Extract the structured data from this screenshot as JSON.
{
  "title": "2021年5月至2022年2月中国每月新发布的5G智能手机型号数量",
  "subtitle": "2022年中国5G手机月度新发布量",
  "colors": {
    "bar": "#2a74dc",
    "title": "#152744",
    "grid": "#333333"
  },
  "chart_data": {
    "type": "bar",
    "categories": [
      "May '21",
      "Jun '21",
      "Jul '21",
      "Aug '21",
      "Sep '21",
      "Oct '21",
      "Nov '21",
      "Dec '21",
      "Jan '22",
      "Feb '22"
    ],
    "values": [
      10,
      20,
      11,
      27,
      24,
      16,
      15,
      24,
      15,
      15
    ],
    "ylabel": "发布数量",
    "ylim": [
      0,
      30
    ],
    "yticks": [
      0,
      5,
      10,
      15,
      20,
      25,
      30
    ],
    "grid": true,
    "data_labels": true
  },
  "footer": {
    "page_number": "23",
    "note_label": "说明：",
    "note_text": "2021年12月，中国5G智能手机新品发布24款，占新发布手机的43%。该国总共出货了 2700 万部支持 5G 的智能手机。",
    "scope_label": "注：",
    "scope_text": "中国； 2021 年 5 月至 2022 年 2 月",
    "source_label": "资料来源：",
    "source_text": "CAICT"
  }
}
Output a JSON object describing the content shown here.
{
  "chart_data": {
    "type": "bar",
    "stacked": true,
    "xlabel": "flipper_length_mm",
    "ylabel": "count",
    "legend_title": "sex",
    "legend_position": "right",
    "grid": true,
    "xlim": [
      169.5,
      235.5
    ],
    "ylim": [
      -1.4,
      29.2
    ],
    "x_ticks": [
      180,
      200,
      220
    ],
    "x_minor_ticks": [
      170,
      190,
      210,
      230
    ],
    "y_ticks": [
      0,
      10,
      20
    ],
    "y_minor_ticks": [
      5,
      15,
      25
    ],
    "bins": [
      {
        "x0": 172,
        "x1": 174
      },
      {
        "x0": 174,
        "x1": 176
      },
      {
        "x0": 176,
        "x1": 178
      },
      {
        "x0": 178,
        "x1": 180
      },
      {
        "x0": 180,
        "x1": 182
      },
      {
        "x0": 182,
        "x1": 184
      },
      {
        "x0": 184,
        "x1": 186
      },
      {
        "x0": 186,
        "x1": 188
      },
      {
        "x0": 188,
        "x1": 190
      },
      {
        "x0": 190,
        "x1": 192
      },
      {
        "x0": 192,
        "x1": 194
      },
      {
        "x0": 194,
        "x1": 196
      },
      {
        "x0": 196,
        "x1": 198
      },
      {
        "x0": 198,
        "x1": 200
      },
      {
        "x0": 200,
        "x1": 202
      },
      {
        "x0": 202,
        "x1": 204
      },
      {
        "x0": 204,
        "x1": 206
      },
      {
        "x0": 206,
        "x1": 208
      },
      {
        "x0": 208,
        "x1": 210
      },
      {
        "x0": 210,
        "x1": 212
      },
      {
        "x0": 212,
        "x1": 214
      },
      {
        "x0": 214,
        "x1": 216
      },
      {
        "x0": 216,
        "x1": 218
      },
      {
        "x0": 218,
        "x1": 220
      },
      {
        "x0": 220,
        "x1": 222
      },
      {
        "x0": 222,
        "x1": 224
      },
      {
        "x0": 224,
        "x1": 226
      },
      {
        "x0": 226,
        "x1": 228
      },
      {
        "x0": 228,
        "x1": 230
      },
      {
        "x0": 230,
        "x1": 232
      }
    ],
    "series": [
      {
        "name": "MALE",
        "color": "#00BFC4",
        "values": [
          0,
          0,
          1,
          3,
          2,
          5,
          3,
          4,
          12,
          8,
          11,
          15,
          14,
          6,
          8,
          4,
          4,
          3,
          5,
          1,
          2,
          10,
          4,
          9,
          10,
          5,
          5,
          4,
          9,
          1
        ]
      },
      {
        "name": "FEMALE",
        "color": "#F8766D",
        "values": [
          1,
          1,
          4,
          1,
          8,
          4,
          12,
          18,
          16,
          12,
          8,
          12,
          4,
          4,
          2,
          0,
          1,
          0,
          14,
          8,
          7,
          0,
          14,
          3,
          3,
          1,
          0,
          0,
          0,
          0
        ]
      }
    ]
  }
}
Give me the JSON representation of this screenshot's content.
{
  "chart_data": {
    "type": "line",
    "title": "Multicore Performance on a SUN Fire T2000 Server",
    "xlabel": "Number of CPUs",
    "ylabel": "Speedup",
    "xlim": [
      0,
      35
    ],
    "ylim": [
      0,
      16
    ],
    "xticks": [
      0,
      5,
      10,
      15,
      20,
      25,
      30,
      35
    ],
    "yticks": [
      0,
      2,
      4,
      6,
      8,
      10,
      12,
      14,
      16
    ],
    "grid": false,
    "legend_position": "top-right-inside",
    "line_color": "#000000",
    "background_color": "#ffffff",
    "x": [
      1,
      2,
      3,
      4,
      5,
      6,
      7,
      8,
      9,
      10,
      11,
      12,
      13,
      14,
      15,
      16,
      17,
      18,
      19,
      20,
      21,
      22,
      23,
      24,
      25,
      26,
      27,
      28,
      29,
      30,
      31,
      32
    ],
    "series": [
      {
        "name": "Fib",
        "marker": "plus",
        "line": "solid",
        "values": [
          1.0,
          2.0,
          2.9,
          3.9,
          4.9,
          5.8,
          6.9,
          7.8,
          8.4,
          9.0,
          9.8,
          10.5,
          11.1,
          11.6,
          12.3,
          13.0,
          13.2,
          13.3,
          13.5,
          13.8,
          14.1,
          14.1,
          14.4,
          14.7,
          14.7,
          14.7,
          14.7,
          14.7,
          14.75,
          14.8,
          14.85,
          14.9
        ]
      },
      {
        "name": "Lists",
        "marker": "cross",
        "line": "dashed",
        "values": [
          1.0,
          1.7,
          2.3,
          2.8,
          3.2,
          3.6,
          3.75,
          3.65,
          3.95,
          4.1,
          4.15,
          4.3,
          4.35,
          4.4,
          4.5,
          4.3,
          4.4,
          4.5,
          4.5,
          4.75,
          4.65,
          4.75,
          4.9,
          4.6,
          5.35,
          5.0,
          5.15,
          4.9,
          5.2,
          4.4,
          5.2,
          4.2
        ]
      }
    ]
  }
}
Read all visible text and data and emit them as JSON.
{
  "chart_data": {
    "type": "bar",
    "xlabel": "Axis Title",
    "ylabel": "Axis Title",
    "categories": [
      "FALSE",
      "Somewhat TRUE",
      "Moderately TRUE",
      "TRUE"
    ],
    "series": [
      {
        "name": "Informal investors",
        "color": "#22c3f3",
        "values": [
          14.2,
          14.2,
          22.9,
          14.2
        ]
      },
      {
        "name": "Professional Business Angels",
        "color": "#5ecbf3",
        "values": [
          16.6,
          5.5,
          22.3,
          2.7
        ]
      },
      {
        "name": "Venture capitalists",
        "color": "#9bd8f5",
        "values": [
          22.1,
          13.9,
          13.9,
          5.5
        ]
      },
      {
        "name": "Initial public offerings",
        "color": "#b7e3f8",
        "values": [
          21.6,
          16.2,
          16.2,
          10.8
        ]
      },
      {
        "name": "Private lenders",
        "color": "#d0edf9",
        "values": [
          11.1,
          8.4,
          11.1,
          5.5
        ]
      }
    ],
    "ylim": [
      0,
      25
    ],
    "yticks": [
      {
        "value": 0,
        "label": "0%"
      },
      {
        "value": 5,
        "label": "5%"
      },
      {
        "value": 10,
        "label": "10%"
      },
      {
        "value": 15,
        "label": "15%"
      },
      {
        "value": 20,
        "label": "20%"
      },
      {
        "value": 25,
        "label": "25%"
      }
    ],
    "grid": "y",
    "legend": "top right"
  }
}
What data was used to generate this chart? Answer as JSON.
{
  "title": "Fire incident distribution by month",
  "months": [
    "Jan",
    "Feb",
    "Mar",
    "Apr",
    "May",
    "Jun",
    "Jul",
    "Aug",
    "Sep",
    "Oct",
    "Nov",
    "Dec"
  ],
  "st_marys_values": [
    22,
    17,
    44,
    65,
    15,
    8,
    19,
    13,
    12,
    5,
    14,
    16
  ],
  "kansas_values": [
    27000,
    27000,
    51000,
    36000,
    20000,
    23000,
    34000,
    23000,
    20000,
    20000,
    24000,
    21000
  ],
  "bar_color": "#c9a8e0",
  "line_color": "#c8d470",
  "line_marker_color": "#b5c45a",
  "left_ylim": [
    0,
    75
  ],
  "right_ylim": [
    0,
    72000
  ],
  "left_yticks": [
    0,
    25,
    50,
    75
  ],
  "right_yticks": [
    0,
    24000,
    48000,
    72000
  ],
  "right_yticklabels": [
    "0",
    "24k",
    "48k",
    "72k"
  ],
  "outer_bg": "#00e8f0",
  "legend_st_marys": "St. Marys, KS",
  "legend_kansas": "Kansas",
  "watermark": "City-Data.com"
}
##########
### Task to carry out
Every line from the one containing "What data was" through the last line of the entries must be written out verbatim, and no other line.

### Solution for this task
What data was used to generate this chart? Answer as JSON.
{
  "title": "Fire incident distribution by month",
  "months": [
    "Jan",
    "Feb",
    "Mar",
    "Apr",
    "May",
    "Jun",
    "Jul",
    "Aug",
    "Sep",
    "Oct",
    "Nov",
    "Dec"
  ],
  "st_marys_values": [
    22,
    17,
    44,
    65,
    15,
    8,
    19,
    13,
    12,
    5,
    14,
    16
  ],
  "kansas_values": [
    27000,
    27000,
    51000,
    36000,
    20000,
    23000,
    34000,
    23000,
    20000,
    20000,
    24000,
    21000
  ],
  "bar_color": "#c9a8e0",
  "line_color": "#c8d470",
  "line_marker_color": "#b5c45a",
  "left_ylim": [
    0,
    75
  ],
  "right_ylim": [
    0,
    72000
  ],
  "left_yticks": [
    0,
    25,
    50,
    75
  ],
  "right_yticks": [
    0,
    24000,
    48000,
    72000
  ],
  "right_yticklabels": [
    "0",
    "24k",
    "48k",
    "72k"
  ],
  "outer_bg": "#00e8f0",
  "legend_st_marys": "St. Marys, KS",
  "legend_kansas": "Kansas",
  "watermark": "City-Data.com"
}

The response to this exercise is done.